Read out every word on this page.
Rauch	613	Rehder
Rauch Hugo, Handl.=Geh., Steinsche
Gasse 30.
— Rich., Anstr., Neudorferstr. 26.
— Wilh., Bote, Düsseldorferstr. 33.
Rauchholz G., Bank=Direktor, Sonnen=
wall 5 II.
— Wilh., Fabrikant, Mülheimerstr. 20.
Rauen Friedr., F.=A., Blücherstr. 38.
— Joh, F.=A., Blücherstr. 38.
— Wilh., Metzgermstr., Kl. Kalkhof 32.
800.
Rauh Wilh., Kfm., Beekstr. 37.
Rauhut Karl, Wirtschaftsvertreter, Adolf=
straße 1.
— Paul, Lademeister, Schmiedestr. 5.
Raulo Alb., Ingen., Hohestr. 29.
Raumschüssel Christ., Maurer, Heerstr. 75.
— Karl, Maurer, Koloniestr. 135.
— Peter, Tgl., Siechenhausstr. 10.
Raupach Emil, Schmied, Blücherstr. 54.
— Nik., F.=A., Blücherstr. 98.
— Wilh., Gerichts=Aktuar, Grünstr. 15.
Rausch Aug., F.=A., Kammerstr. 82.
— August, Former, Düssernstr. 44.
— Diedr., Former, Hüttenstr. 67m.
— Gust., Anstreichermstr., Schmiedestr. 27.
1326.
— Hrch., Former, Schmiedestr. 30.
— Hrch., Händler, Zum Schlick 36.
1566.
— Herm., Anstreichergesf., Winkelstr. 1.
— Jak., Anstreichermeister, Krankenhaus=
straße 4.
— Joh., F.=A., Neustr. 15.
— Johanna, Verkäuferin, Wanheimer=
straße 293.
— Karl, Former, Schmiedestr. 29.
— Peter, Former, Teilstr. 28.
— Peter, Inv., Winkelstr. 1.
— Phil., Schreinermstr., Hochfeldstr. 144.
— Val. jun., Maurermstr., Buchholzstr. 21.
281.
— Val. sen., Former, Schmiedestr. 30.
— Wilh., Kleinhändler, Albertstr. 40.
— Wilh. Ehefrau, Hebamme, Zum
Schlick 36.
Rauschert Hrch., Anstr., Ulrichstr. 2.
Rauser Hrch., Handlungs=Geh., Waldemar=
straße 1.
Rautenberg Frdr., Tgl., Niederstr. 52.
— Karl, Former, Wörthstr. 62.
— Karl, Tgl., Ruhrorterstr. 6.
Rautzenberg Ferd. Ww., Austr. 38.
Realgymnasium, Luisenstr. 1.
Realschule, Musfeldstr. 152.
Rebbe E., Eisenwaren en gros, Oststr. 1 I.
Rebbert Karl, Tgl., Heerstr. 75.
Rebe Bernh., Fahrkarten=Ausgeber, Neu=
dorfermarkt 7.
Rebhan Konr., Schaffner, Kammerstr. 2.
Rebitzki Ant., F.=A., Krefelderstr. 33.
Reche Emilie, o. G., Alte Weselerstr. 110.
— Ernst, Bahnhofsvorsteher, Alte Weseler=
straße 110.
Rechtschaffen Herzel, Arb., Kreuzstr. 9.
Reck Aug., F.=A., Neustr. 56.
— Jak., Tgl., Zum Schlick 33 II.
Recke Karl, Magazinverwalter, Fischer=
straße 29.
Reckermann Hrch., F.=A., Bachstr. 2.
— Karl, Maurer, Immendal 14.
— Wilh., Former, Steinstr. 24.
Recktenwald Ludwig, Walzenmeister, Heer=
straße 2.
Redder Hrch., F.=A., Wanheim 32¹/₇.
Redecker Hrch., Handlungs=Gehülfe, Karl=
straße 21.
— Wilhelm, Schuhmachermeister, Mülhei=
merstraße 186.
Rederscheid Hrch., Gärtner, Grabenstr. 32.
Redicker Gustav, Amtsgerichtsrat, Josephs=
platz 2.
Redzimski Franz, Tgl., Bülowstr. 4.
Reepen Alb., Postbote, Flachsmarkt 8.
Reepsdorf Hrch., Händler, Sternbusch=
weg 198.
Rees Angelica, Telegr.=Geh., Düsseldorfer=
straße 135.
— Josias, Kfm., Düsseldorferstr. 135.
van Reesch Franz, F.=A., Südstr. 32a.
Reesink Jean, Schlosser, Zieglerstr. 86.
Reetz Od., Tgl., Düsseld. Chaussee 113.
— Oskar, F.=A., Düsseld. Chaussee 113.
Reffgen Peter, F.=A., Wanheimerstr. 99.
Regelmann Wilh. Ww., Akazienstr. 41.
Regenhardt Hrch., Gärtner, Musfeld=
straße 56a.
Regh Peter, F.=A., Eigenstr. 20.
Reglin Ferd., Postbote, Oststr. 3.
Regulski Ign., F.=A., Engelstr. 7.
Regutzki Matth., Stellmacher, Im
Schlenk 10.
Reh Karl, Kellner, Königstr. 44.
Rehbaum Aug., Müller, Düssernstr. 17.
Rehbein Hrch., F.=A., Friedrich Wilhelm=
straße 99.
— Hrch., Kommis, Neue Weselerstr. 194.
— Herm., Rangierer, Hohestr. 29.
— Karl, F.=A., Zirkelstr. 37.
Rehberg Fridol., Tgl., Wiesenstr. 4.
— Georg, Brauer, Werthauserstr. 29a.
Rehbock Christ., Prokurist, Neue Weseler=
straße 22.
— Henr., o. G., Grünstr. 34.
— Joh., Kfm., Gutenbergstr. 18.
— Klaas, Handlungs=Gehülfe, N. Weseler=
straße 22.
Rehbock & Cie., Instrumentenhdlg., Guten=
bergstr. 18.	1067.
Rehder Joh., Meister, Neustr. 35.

■ Written task ■
Repeat the material word for word, in full.

■ Task response ■
Read out every word on this page.
Rauch	613	Rehder
Rauch Hugo, Handl.=Geh., Steinsche
Gasse 30.
— Rich., Anstr., Neudorferstr. 26.
— Wilh., Bote, Düsseldorferstr. 33.
Rauchholz G., Bank=Direktor, Sonnen=
wall 5 II.
— Wilh., Fabrikant, Mülheimerstr. 20.
Rauen Friedr., F.=A., Blücherstr. 38.
— Joh, F.=A., Blücherstr. 38.
— Wilh., Metzgermstr., Kl. Kalkhof 32.
800.
Rauh Wilh., Kfm., Beekstr. 37.
Rauhut Karl, Wirtschaftsvertreter, Adolf=
straße 1.
— Paul, Lademeister, Schmiedestr. 5.
Raulo Alb., Ingen., Hohestr. 29.
Raumschüssel Christ., Maurer, Heerstr. 75.
— Karl, Maurer, Koloniestr. 135.
— Peter, Tgl., Siechenhausstr. 10.
Raupach Emil, Schmied, Blücherstr. 54.
— Nik., F.=A., Blücherstr. 98.
— Wilh., Gerichts=Aktuar, Grünstr. 15.
Rausch Aug., F.=A., Kammerstr. 82.
— August, Former, Düssernstr. 44.
— Diedr., Former, Hüttenstr. 67m.
— Gust., Anstreichermstr., Schmiedestr. 27.
1326.
— Hrch., Former, Schmiedestr. 30.
— Hrch., Händler, Zum Schlick 36.
1566.
— Herm., Anstreichergesf., Winkelstr. 1.
— Jak., Anstreichermeister, Krankenhaus=
straße 4.
— Joh., F.=A., Neustr. 15.
— Johanna, Verkäuferin, Wanheimer=
straße 293.
— Karl, Former, Schmiedestr. 29.
— Peter, Former, Teilstr. 28.
— Peter, Inv., Winkelstr. 1.
— Phil., Schreinermstr., Hochfeldstr. 144.
— Val. jun., Maurermstr., Buchholzstr. 21.
281.
— Val. sen., Former, Schmiedestr. 30.
— Wilh., Kleinhändler, Albertstr. 40.
— Wilh. Ehefrau, Hebamme, Zum
Schlick 36.
Rauschert Hrch., Anstr., Ulrichstr. 2.
Rauser Hrch., Handlungs=Geh., Waldemar=
straße 1.
Rautenberg Frdr., Tgl., Niederstr. 52.
— Karl, Former, Wörthstr. 62.
— Karl, Tgl., Ruhrorterstr. 6.
Rautzenberg Ferd. Ww., Austr. 38.
Realgymnasium, Luisenstr. 1.
Realschule, Musfeldstr. 152.
Rebbe E., Eisenwaren en gros, Oststr. 1 I.
Rebbert Karl, Tgl., Heerstr. 75.
Rebe Bernh., Fahrkarten=Ausgeber, Neu=
dorfermarkt 7.
Rebhan Konr., Schaffner, Kammerstr. 2.
Rebitzki Ant., F.=A., Krefelderstr. 33.
Reche Emilie, o. G., Alte Weselerstr. 110.
— Ernst, Bahnhofsvorsteher, Alte Weseler=
straße 110.
Rechtschaffen Herzel, Arb., Kreuzstr. 9.
Reck Aug., F.=A., Neustr. 56.
— Jak., Tgl., Zum Schlick 33 II.
Recke Karl, Magazinverwalter, Fischer=
straße 29.
Reckermann Hrch., F.=A., Bachstr. 2.
— Karl, Maurer, Immendal 14.
— Wilh., Former, Steinstr. 24.
Recktenwald Ludwig, Walzenmeister, Heer=
straße 2.
Redder Hrch., F.=A., Wanheim 32¹/₇.
Redecker Hrch., Handlungs=Gehülfe, Karl=
straße 21.
— Wilhelm, Schuhmachermeister, Mülhei=
merstraße 186.
Rederscheid Hrch., Gärtner, Grabenstr. 32.
Redicker Gustav, Amtsgerichtsrat, Josephs=
platz 2.
Redzimski Franz, Tgl., Bülowstr. 4.
Reepen Alb., Postbote, Flachsmarkt 8.
Reepsdorf Hrch., Händler, Sternbusch=
weg 198.
Rees Angelica, Telegr.=Geh., Düsseldorfer=
straße 135.
— Josias, Kfm., Düsseldorferstr. 135.
van Reesch Franz, F.=A., Südstr. 32a.
Reesink Jean, Schlosser, Zieglerstr. 86.
Reetz Od., Tgl., Düsseld. Chaussee 113.
— Oskar, F.=A., Düsseld. Chaussee 113.
Reffgen Peter, F.=A., Wanheimerstr. 99.
Regelmann Wilh. Ww., Akazienstr. 41.
Regenhardt Hrch., Gärtner, Musfeld=
straße 56a.
Regh Peter, F.=A., Eigenstr. 20.
Reglin Ferd., Postbote, Oststr. 3.
Regulski Ign., F.=A., Engelstr. 7.
Regutzki Matth., Stellmacher, Im
Schlenk 10.
Reh Karl, Kellner, Königstr. 44.
Rehbaum Aug., Müller, Düssernstr. 17.
Rehbein Hrch., F.=A., Friedrich Wilhelm=
straße 99.
— Hrch., Kommis, Neue Weselerstr. 194.
— Herm., Rangierer, Hohestr. 29.
— Karl, F.=A., Zirkelstr. 37.
Rehberg Fridol., Tgl., Wiesenstr. 4.
— Georg, Brauer, Werthauserstr. 29a.
Rehbock Christ., Prokurist, Neue Weseler=
straße 22.
— Henr., o. G., Grünstr. 34.
— Joh., Kfm., Gutenbergstr. 18.
— Klaas, Handlungs=Gehülfe, N. Weseler=
straße 22.
Rehbock & Cie., Instrumentenhdlg., Guten=
bergstr. 18.	1067.
Rehder Joh., Meister, Neustr. 35.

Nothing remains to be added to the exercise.